*STATED TASK*.
Wherever the word "detached" shows up in a line, please copy that line.

************

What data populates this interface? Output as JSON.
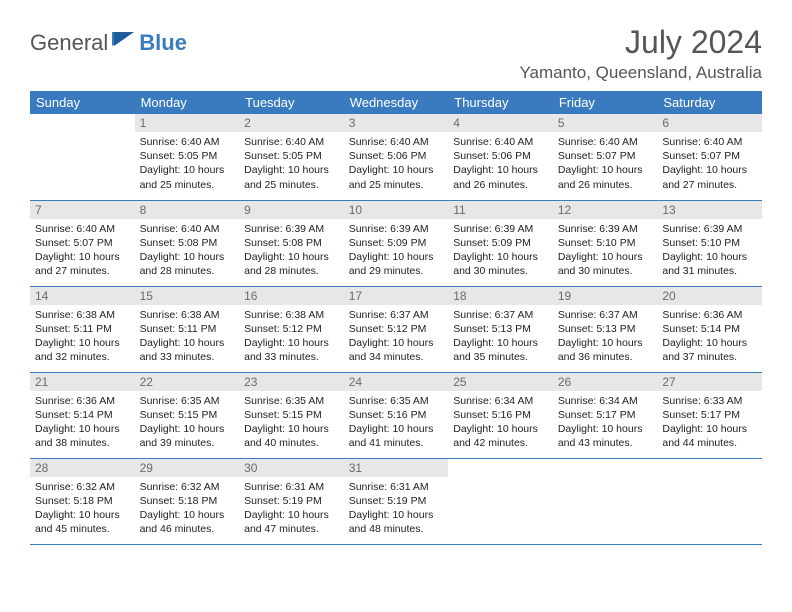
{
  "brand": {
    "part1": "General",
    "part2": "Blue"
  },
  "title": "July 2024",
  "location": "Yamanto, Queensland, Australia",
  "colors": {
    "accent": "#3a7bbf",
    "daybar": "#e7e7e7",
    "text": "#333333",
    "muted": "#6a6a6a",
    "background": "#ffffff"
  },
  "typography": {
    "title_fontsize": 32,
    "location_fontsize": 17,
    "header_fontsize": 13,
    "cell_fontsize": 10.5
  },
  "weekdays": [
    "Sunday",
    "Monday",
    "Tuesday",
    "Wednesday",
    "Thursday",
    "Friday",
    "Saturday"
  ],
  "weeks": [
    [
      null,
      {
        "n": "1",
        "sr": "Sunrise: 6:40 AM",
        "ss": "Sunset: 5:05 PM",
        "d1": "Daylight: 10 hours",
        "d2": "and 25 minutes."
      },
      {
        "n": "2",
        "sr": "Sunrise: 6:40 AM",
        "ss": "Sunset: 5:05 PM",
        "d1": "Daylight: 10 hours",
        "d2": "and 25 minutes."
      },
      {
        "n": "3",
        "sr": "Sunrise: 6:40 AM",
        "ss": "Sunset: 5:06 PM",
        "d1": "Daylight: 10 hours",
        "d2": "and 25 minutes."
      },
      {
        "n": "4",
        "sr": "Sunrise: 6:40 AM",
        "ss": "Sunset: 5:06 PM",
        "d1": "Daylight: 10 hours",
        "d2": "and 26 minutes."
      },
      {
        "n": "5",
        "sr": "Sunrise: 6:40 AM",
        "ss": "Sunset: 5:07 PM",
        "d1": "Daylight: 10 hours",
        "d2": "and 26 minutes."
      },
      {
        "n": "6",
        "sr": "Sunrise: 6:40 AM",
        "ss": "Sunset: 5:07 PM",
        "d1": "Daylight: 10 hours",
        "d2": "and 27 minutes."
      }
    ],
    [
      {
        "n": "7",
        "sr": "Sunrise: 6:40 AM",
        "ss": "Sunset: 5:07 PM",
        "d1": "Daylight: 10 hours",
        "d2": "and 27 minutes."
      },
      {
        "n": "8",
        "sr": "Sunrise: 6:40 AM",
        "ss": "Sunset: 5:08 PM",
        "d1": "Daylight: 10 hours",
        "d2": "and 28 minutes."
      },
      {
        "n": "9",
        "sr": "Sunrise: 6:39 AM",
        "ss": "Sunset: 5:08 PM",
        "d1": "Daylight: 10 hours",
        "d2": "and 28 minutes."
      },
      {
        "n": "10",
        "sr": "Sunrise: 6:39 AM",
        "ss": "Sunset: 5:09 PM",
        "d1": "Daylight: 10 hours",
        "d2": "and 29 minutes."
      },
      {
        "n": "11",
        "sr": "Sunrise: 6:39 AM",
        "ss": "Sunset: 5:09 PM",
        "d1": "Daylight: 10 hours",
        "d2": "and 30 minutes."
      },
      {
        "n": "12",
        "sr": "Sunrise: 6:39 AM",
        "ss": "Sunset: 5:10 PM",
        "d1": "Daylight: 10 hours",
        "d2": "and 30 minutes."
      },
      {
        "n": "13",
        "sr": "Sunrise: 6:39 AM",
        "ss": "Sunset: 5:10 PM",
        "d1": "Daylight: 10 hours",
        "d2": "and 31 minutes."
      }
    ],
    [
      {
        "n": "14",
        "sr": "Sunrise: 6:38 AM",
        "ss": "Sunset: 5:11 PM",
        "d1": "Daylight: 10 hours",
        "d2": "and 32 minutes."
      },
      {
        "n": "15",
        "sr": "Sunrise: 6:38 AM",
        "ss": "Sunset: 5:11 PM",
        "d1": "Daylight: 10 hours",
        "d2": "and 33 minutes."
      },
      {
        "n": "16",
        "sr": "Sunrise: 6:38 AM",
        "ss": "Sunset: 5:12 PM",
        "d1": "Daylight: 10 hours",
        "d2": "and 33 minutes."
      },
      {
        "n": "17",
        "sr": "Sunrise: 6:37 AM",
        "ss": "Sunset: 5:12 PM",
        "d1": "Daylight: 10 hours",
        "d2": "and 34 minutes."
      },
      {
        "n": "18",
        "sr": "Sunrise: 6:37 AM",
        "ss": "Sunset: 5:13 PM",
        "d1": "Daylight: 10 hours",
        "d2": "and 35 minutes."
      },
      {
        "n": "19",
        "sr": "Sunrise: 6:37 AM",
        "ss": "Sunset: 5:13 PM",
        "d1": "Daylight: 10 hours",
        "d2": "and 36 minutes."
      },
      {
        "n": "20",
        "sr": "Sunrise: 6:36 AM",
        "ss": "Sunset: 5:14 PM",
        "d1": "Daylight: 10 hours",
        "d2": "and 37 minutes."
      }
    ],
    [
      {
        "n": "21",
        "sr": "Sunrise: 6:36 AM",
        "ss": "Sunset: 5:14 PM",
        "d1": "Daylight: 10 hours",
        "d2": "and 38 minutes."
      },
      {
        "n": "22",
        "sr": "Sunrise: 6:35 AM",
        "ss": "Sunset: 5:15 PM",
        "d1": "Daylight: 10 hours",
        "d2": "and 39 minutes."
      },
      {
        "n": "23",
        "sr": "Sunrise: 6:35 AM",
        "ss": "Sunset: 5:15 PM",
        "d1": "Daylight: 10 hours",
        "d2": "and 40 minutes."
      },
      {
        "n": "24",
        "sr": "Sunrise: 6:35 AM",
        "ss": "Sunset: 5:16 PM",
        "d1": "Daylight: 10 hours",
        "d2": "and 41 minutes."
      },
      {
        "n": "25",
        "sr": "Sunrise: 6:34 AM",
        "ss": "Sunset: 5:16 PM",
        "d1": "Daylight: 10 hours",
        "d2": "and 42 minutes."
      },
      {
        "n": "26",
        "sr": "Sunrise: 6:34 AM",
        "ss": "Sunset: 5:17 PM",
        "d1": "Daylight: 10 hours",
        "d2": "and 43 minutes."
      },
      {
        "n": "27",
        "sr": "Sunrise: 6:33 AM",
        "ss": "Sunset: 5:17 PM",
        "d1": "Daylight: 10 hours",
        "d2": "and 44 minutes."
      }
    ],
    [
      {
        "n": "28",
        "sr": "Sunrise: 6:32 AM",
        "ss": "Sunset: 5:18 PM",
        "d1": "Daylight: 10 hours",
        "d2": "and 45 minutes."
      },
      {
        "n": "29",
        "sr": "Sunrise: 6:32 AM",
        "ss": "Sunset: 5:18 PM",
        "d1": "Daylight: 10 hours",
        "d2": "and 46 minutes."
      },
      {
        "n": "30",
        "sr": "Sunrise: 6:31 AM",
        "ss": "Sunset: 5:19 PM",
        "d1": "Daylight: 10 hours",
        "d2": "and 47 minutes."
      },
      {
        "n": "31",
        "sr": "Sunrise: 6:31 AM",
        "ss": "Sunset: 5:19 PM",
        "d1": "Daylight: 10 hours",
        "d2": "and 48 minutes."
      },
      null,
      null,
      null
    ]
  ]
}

************

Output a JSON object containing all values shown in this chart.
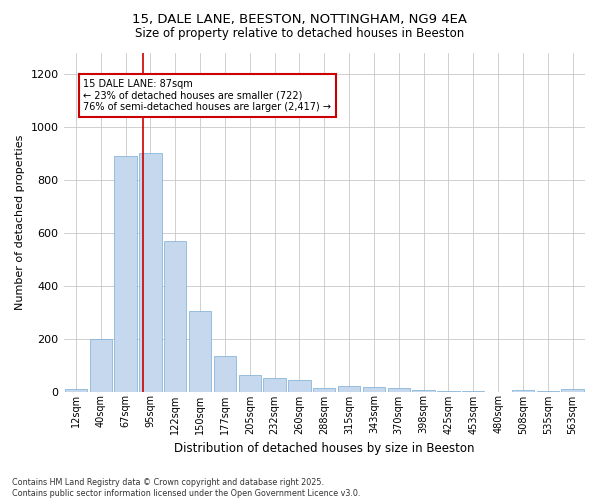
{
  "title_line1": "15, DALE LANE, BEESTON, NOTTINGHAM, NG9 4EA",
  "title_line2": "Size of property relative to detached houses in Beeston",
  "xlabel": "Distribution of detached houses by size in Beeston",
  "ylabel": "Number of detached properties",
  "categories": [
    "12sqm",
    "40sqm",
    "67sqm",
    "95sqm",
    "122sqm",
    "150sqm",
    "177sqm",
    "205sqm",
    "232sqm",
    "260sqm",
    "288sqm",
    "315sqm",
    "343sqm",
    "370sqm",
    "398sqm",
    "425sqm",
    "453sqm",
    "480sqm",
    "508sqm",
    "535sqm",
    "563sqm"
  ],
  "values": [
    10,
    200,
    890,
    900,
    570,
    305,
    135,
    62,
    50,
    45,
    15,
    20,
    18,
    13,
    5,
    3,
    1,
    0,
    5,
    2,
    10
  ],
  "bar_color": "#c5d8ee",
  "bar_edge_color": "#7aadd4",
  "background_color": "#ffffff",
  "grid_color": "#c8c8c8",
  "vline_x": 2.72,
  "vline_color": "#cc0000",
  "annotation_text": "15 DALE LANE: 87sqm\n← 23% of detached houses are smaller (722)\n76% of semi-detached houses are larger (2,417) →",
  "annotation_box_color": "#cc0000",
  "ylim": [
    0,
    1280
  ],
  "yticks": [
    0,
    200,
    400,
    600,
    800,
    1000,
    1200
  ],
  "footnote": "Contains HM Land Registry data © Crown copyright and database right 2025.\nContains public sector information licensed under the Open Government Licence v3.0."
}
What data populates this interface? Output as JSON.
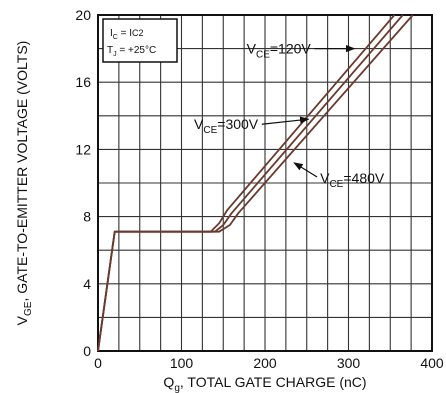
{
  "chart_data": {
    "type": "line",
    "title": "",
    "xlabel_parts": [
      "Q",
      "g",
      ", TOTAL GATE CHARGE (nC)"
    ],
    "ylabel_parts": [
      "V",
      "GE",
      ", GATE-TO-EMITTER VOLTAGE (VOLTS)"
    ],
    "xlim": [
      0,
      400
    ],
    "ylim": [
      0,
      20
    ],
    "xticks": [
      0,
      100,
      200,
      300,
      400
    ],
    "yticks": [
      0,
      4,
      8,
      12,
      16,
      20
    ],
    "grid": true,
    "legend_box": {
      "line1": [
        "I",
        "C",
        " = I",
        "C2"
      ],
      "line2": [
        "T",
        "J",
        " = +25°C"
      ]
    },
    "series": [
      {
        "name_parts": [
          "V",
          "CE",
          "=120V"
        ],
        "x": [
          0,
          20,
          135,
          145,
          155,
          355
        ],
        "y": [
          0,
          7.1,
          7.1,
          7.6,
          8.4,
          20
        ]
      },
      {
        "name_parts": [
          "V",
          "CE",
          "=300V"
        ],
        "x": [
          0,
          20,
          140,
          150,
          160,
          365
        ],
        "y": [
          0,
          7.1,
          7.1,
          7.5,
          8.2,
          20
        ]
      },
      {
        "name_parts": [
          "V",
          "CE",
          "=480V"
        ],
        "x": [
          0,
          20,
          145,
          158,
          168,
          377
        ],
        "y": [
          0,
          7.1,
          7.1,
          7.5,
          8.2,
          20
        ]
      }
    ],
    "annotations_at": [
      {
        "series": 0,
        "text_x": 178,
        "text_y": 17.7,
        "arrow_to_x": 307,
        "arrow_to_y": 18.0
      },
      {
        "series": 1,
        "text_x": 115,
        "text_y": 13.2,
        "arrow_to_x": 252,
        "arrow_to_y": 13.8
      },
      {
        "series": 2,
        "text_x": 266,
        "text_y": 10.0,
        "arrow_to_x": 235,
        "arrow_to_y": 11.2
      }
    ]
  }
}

************

*FULL ANSWER*.
  "title_line2": "Size of property relative to detached houses in Beeston",
  "xlabel": "Distribution of detached houses by size in Beeston",
  "ylabel": "Number of detached properties",
  "annotation_text": "15 DALE LANE: 87sqm\n← 23% of detached houses are smaller (722)\n76% of semi-detached houses are larger (2,417) →",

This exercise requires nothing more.